> _WORK TO COMPLETE_: Reproduce each line exactly. Skip none.

> _INFORMATION GIVEN_:
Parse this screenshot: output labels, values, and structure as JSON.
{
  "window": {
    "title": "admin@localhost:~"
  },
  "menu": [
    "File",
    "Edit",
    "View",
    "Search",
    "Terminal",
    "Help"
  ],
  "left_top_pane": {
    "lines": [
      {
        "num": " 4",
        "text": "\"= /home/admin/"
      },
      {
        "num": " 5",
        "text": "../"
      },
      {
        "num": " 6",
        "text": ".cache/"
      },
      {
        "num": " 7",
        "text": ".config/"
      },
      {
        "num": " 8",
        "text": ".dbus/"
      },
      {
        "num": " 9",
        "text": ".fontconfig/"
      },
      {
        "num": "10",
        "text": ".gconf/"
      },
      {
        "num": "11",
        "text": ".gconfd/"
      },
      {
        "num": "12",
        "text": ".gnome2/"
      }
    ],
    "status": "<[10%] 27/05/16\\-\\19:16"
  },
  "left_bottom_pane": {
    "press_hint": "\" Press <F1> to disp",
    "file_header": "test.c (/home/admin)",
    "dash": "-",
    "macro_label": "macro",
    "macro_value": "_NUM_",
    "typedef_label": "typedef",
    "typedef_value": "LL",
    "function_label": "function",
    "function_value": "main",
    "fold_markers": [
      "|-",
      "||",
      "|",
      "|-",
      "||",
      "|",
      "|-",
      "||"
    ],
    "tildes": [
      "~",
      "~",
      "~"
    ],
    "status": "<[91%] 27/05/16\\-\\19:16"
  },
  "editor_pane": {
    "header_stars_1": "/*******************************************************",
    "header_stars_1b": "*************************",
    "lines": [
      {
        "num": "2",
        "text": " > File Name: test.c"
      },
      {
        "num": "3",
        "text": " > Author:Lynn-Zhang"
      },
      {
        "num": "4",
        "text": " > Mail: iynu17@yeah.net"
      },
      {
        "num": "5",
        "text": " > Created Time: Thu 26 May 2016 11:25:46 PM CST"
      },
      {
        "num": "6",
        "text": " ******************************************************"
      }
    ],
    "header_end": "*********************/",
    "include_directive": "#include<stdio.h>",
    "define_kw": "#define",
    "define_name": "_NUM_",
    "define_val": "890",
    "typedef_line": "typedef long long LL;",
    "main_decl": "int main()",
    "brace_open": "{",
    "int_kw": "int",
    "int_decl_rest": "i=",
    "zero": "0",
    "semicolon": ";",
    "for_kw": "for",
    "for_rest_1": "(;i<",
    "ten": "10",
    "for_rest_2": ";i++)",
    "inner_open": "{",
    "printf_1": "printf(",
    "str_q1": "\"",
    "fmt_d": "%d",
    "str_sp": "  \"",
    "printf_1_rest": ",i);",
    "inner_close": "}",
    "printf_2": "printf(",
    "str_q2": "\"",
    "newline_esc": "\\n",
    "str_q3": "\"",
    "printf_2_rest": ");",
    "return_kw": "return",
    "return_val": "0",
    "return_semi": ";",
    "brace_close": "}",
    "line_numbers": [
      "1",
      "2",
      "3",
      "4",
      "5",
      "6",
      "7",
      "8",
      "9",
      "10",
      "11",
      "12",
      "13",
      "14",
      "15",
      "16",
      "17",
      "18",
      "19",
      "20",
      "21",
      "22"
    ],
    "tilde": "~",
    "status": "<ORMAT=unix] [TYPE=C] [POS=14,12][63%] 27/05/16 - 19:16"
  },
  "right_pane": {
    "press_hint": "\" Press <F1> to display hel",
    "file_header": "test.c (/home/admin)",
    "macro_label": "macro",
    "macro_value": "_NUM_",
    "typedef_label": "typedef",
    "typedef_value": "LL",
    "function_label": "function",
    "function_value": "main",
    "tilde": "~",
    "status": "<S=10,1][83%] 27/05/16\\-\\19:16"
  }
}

> _REPLY TO THE EXERCISE_:
Parse this screenshot: output labels, values, and structure as JSON.
{
  "window": {
    "title": "admin@localhost:~"
  },
  "menu": [
    "File",
    "Edit",
    "View",
    "Search",
    "Terminal",
    "Help"
  ],
  "left_top_pane": {
    "lines": [
      {
        "num": " 4",
        "text": "\"= /home/admin/"
      },
      {
        "num": " 5",
        "text": "../"
      },
      {
        "num": " 6",
        "text": ".cache/"
      },
      {
        "num": " 7",
        "text": ".config/"
      },
      {
        "num": " 8",
        "text": ".dbus/"
      },
      {
        "num": " 9",
        "text": ".fontconfig/"
      },
      {
        "num": "10",
        "text": ".gconf/"
      },
      {
        "num": "11",
        "text": ".gconfd/"
      },
      {
        "num": "12",
        "text": ".gnome2/"
      }
    ],
    "status": "<[10%] 27/05/16\\-\\19:16"
  },
  "left_bottom_pane": {
    "press_hint": "\" Press <F1> to disp",
    "file_header": "test.c (/home/admin)",
    "dash": "-",
    "macro_label": "macro",
    "macro_value": "_NUM_",
    "typedef_label": "typedef",
    "typedef_value": "LL",
    "function_label": "function",
    "function_value": "main",
    "fold_markers": [
      "|-",
      "||",
      "|",
      "|-",
      "||",
      "|",
      "|-",
      "||"
    ],
    "tildes": [
      "~",
      "~",
      "~"
    ],
    "status": "<[91%] 27/05/16\\-\\19:16"
  },
  "editor_pane": {
    "header_stars_1": "/*******************************************************",
    "header_stars_1b": "*************************",
    "lines": [
      {
        "num": "2",
        "text": " > File Name: test.c"
      },
      {
        "num": "3",
        "text": " > Author:Lynn-Zhang"
      },
      {
        "num": "4",
        "text": " > Mail: iynu17@yeah.net"
      },
      {
        "num": "5",
        "text": " > Created Time: Thu 26 May 2016 11:25:46 PM CST"
      },
      {
        "num": "6",
        "text": " ******************************************************"
      }
    ],
    "header_end": "*********************/",
    "include_directive": "#include<stdio.h>",
    "define_kw": "#define",
    "define_name": "_NUM_",
    "define_val": "890",
    "typedef_line": "typedef long long LL;",
    "main_decl": "int main()",
    "brace_open": "{",
    "int_kw": "int",
    "int_decl_rest": "i=",
    "zero": "0",
    "semicolon": ";",
    "for_kw": "for",
    "for_rest_1": "(;i<",
    "ten": "10",
    "for_rest_2": ";i++)",
    "inner_open": "{",
    "printf_1": "printf(",
    "str_q1": "\"",
    "fmt_d": "%d",
    "str_sp": "  \"",
    "printf_1_rest": ",i);",
    "inner_close": "}",
    "printf_2": "printf(",
    "str_q2": "\"",
    "newline_esc": "\\n",
    "str_q3": "\"",
    "printf_2_rest": ");",
    "return_kw": "return",
    "return_val": "0",
    "return_semi": ";",
    "brace_close": "}",
    "line_numbers": [
      "1",
      "2",
      "3",
      "4",
      "5",
      "6",
      "7",
      "8",
      "9",
      "10",
      "11",
      "12",
      "13",
      "14",
      "15",
      "16",
      "17",
      "18",
      "19",
      "20",
      "21",
      "22"
    ],
    "tilde": "~",
    "status": "<ORMAT=unix] [TYPE=C] [POS=14,12][63%] 27/05/16 - 19:16"
  },
  "right_pane": {
    "press_hint": "\" Press <F1> to display hel",
    "file_header": "test.c (/home/admin)",
    "macro_label": "macro",
    "macro_value": "_NUM_",
    "typedef_label": "typedef",
    "typedef_value": "LL",
    "function_label": "function",
    "function_value": "main",
    "tilde": "~",
    "status": "<S=10,1][83%] 27/05/16\\-\\19:16"
  }
}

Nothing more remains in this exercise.